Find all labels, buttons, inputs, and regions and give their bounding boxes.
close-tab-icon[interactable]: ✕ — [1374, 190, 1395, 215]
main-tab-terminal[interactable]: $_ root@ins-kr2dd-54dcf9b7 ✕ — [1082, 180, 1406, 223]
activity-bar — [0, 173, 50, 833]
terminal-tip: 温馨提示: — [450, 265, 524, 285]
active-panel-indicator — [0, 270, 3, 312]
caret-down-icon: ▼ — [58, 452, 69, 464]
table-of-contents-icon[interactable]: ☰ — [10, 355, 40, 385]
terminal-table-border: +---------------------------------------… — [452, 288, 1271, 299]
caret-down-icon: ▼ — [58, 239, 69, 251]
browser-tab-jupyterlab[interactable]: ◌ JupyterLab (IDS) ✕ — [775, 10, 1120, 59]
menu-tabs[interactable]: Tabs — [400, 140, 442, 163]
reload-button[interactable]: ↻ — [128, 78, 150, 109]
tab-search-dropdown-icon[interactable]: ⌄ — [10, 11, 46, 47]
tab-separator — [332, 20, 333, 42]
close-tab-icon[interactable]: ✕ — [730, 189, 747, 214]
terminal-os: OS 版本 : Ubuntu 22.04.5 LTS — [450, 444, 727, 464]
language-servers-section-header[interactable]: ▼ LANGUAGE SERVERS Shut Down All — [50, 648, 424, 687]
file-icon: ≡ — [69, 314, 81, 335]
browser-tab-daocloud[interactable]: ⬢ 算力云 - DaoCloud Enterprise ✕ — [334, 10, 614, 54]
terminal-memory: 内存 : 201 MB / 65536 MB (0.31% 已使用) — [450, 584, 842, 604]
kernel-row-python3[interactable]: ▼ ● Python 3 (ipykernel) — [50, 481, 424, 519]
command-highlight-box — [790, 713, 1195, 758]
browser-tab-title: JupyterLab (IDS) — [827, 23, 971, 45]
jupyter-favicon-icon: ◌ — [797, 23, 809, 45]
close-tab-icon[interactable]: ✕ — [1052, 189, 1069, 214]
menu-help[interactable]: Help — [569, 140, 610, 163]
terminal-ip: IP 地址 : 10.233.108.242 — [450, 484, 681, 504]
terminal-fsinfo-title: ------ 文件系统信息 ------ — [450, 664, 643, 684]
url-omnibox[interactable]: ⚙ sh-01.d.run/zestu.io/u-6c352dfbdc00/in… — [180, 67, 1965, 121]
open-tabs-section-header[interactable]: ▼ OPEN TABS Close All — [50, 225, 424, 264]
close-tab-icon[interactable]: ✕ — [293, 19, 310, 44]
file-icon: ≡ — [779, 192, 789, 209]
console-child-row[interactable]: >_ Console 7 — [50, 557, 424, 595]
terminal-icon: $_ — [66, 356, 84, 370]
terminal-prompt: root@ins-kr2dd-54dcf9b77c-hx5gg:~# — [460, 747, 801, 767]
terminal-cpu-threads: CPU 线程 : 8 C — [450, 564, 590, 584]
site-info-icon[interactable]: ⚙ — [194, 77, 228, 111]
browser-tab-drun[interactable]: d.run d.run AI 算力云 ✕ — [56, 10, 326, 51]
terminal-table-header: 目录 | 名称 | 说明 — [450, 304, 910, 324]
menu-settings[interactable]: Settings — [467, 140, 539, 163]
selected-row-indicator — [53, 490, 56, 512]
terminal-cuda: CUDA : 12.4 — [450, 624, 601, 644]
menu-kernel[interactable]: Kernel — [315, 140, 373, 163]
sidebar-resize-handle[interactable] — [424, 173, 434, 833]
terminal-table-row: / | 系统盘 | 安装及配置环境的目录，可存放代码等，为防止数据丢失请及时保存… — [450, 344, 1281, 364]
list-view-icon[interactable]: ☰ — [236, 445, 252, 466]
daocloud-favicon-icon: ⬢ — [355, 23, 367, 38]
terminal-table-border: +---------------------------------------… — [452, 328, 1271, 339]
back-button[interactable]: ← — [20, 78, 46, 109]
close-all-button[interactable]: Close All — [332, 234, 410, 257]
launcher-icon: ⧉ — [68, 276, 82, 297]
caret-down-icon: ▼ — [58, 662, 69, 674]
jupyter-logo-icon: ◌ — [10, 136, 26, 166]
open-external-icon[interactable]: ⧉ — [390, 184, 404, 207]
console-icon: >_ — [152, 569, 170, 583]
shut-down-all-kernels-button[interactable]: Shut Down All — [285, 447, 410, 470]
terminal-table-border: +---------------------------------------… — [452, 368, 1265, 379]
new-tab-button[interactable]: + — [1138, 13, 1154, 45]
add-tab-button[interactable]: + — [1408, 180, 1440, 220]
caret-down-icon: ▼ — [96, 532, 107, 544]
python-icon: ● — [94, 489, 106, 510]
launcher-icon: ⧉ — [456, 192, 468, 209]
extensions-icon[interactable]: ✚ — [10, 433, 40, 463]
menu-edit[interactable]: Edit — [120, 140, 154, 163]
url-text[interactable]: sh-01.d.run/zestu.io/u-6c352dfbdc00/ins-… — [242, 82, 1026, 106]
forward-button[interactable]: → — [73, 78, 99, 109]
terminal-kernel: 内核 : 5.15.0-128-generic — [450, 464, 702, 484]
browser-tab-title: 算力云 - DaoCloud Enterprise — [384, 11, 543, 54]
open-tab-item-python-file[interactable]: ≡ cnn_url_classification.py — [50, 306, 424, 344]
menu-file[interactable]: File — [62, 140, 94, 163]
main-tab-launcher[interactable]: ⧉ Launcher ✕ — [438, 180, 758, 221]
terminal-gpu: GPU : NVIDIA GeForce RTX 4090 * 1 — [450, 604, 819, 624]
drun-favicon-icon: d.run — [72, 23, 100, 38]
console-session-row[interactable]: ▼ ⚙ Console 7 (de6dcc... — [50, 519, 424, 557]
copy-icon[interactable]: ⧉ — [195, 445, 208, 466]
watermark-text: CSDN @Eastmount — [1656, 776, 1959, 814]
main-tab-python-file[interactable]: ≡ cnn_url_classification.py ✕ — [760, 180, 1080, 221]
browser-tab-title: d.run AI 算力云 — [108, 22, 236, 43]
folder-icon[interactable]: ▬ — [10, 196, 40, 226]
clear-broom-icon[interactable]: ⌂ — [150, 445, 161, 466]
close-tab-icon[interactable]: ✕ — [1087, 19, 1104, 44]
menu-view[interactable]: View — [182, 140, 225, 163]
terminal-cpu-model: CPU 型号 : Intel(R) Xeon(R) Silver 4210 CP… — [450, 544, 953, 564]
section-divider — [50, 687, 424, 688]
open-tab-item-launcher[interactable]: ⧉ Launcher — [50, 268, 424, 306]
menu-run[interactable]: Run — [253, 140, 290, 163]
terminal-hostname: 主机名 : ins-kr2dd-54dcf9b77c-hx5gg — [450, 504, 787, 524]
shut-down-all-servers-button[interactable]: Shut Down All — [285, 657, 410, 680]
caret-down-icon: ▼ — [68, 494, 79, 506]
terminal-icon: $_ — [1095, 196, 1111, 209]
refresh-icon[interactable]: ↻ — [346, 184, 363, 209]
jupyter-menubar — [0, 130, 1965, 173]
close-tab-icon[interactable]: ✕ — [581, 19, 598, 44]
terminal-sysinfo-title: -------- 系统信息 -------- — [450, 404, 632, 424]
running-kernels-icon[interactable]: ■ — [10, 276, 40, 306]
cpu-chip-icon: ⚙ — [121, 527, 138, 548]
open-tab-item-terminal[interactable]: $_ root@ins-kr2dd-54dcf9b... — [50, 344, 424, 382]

WHAT YOU WILL DO: Reproduce the data above, swapping each "close-tab-icon" for "tab-close-icon" and leaving everything else as it is.

WRITTEN SOLUTION:
Find all labels, buttons, inputs, and regions and give their bounding boxes.
tab-close-icon[interactable]: ✕ — [1374, 190, 1395, 215]
main-tab-terminal[interactable]: $_ root@ins-kr2dd-54dcf9b7 ✕ — [1082, 180, 1406, 223]
activity-bar — [0, 173, 50, 833]
terminal-tip: 温馨提示: — [450, 265, 524, 285]
active-panel-indicator — [0, 270, 3, 312]
caret-down-icon: ▼ — [58, 452, 69, 464]
table-of-contents-icon[interactable]: ☰ — [10, 355, 40, 385]
terminal-table-border: +---------------------------------------… — [452, 288, 1271, 299]
caret-down-icon: ▼ — [58, 239, 69, 251]
browser-tab-jupyterlab[interactable]: ◌ JupyterLab (IDS) ✕ — [775, 10, 1120, 59]
menu-tabs[interactable]: Tabs — [400, 140, 442, 163]
reload-button[interactable]: ↻ — [128, 78, 150, 109]
tab-search-dropdown-icon[interactable]: ⌄ — [10, 11, 46, 47]
tab-separator — [332, 20, 333, 42]
tab-close-icon[interactable]: ✕ — [730, 189, 747, 214]
terminal-os: OS 版本 : Ubuntu 22.04.5 LTS — [450, 444, 727, 464]
language-servers-section-header[interactable]: ▼ LANGUAGE SERVERS Shut Down All — [50, 648, 424, 687]
file-icon: ≡ — [69, 314, 81, 335]
browser-tab-daocloud[interactable]: ⬢ 算力云 - DaoCloud Enterprise ✕ — [334, 10, 614, 54]
terminal-memory: 内存 : 201 MB / 65536 MB (0.31% 已使用) — [450, 584, 842, 604]
kernel-row-python3[interactable]: ▼ ● Python 3 (ipykernel) — [50, 481, 424, 519]
command-highlight-box — [790, 713, 1195, 758]
browser-tab-title: JupyterLab (IDS) — [827, 23, 971, 45]
jupyter-favicon-icon: ◌ — [797, 23, 809, 45]
tab-close-icon[interactable]: ✕ — [1052, 189, 1069, 214]
menu-help[interactable]: Help — [569, 140, 610, 163]
terminal-ip: IP 地址 : 10.233.108.242 — [450, 484, 681, 504]
terminal-fsinfo-title: ------ 文件系统信息 ------ — [450, 664, 643, 684]
url-omnibox[interactable]: ⚙ sh-01.d.run/zestu.io/u-6c352dfbdc00/in… — [180, 67, 1965, 121]
open-tabs-section-header[interactable]: ▼ OPEN TABS Close All — [50, 225, 424, 264]
tab-close-icon[interactable]: ✕ — [293, 19, 310, 44]
file-icon: ≡ — [779, 192, 789, 209]
console-child-row[interactable]: >_ Console 7 — [50, 557, 424, 595]
terminal-icon: $_ — [66, 356, 84, 370]
terminal-prompt: root@ins-kr2dd-54dcf9b77c-hx5gg:~# — [460, 747, 801, 767]
terminal-cpu-threads: CPU 线程 : 8 C — [450, 564, 590, 584]
site-info-icon[interactable]: ⚙ — [194, 77, 228, 111]
browser-tab-drun[interactable]: d.run d.run AI 算力云 ✕ — [56, 10, 326, 51]
terminal-table-header: 目录 | 名称 | 说明 — [450, 304, 910, 324]
menu-settings[interactable]: Settings — [467, 140, 539, 163]
selected-row-indicator — [53, 490, 56, 512]
terminal-cuda: CUDA : 12.4 — [450, 624, 601, 644]
menu-kernel[interactable]: Kernel — [315, 140, 373, 163]
sidebar-resize-handle[interactable] — [424, 173, 434, 833]
terminal-table-row: / | 系统盘 | 安装及配置环境的目录，可存放代码等，为防止数据丢失请及时保存… — [450, 344, 1281, 364]
list-view-icon[interactable]: ☰ — [236, 445, 252, 466]
daocloud-favicon-icon: ⬢ — [355, 23, 367, 38]
terminal-table-border: +---------------------------------------… — [452, 328, 1271, 339]
back-button[interactable]: ← — [20, 78, 46, 109]
close-all-button[interactable]: Close All — [332, 234, 410, 257]
launcher-icon: ⧉ — [68, 276, 82, 297]
caret-down-icon: ▼ — [58, 662, 69, 674]
jupyter-logo-icon: ◌ — [10, 136, 26, 166]
open-external-icon[interactable]: ⧉ — [390, 184, 404, 207]
console-icon: >_ — [152, 569, 170, 583]
shut-down-all-kernels-button[interactable]: Shut Down All — [285, 447, 410, 470]
terminal-table-border: +---------------------------------------… — [452, 368, 1265, 379]
new-tab-button[interactable]: + — [1138, 13, 1154, 45]
add-tab-button[interactable]: + — [1408, 180, 1440, 220]
caret-down-icon: ▼ — [96, 532, 107, 544]
python-icon: ● — [94, 489, 106, 510]
launcher-icon: ⧉ — [456, 192, 468, 209]
extensions-icon[interactable]: ✚ — [10, 433, 40, 463]
menu-edit[interactable]: Edit — [120, 140, 154, 163]
url-text[interactable]: sh-01.d.run/zestu.io/u-6c352dfbdc00/ins-… — [242, 82, 1026, 106]
forward-button[interactable]: → — [73, 78, 99, 109]
terminal-kernel: 内核 : 5.15.0-128-generic — [450, 464, 702, 484]
browser-tab-title: 算力云 - DaoCloud Enterprise — [384, 11, 543, 54]
open-tab-item-python-file[interactable]: ≡ cnn_url_classification.py — [50, 306, 424, 344]
menu-file[interactable]: File — [62, 140, 94, 163]
main-tab-launcher[interactable]: ⧉ Launcher ✕ — [438, 180, 758, 221]
terminal-gpu: GPU : NVIDIA GeForce RTX 4090 * 1 — [450, 604, 819, 624]
drun-favicon-icon: d.run — [72, 23, 100, 38]
console-session-row[interactable]: ▼ ⚙ Console 7 (de6dcc... — [50, 519, 424, 557]
copy-icon[interactable]: ⧉ — [195, 445, 208, 466]
watermark-text: CSDN @Eastmount — [1656, 776, 1959, 814]
main-tab-python-file[interactable]: ≡ cnn_url_classification.py ✕ — [760, 180, 1080, 221]
browser-tab-title: d.run AI 算力云 — [108, 22, 236, 43]
folder-icon[interactable]: ▬ — [10, 196, 40, 226]
clear-broom-icon[interactable]: ⌂ — [150, 445, 161, 466]
tab-close-icon[interactable]: ✕ — [1087, 19, 1104, 44]
menu-view[interactable]: View — [182, 140, 225, 163]
terminal-cpu-model: CPU 型号 : Intel(R) Xeon(R) Silver 4210 CP… — [450, 544, 953, 564]
section-divider — [50, 687, 424, 688]
open-tab-item-launcher[interactable]: ⧉ Launcher — [50, 268, 424, 306]
menu-run[interactable]: Run — [253, 140, 290, 163]
terminal-hostname: 主机名 : ins-kr2dd-54dcf9b77c-hx5gg — [450, 504, 787, 524]
shut-down-all-servers-button[interactable]: Shut Down All — [285, 657, 410, 680]
caret-down-icon: ▼ — [68, 494, 79, 506]
terminal-icon: $_ — [1095, 196, 1111, 209]
refresh-icon[interactable]: ↻ — [346, 184, 363, 209]
jupyter-menubar — [0, 130, 1965, 173]
tab-close-icon[interactable]: ✕ — [581, 19, 598, 44]
terminal-sysinfo-title: -------- 系统信息 -------- — [450, 404, 632, 424]
running-kernels-icon[interactable]: ■ — [10, 276, 40, 306]
cpu-chip-icon: ⚙ — [121, 527, 138, 548]
open-tab-item-terminal[interactable]: $_ root@ins-kr2dd-54dcf9b... — [50, 344, 424, 382]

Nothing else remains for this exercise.